--- START OF Supplied material ---

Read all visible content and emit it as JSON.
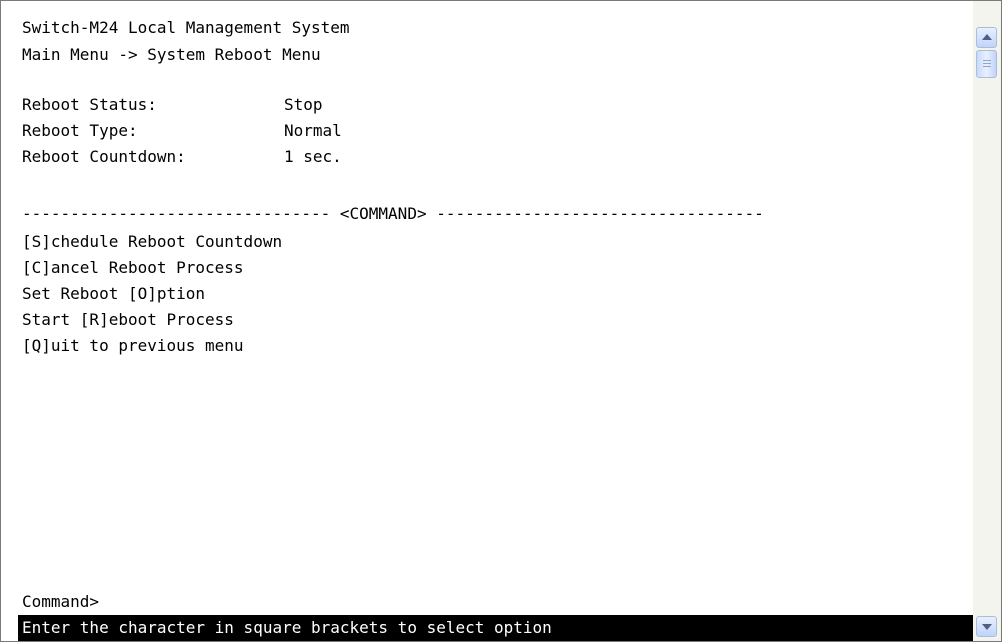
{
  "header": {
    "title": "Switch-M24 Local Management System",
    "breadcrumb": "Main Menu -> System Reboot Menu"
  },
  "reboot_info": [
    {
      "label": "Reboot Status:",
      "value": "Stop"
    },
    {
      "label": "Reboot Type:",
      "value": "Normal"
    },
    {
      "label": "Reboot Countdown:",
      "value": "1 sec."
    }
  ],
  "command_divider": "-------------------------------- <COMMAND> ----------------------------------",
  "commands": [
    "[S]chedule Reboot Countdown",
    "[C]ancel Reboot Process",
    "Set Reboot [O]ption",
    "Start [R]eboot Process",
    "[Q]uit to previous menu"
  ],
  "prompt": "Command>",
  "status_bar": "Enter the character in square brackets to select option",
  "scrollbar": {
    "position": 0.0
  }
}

--- END OF Supplied material ---
--- START OF Supplied material ---

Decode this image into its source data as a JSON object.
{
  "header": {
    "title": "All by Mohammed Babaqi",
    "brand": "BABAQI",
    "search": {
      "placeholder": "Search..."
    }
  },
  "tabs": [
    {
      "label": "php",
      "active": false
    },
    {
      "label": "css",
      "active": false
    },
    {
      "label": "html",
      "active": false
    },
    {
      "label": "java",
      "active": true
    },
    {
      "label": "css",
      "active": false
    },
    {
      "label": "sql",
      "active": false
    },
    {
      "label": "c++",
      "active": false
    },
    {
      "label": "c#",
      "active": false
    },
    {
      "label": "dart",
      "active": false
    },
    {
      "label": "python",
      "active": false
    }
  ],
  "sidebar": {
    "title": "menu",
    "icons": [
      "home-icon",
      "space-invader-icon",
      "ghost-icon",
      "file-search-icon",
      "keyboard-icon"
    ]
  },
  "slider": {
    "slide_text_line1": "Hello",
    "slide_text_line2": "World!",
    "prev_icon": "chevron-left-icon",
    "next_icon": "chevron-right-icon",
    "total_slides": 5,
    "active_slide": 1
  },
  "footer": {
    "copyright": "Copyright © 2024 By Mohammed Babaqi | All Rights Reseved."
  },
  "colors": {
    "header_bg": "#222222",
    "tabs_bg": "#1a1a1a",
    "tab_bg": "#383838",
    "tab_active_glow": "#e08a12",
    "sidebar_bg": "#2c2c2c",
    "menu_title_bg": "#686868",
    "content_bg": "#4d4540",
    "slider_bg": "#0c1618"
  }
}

--- END OF Supplied material ---
--- START OF Supplied material ---

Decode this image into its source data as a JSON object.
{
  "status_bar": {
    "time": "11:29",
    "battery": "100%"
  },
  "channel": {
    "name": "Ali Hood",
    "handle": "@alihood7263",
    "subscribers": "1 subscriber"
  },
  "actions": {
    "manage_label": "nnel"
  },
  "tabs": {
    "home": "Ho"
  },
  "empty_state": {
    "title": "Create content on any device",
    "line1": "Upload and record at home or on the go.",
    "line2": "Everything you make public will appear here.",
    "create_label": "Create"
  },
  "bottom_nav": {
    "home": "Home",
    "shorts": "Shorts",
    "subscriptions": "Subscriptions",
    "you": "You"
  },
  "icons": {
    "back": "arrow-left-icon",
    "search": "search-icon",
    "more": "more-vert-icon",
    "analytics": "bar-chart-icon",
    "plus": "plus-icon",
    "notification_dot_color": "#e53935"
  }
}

--- END OF Supplied material ---

Find every line that has "left" in it, then return those lines.

◆ Task result
    "prev_icon": "chevron-left-icon",
    "back": "arrow-left-icon",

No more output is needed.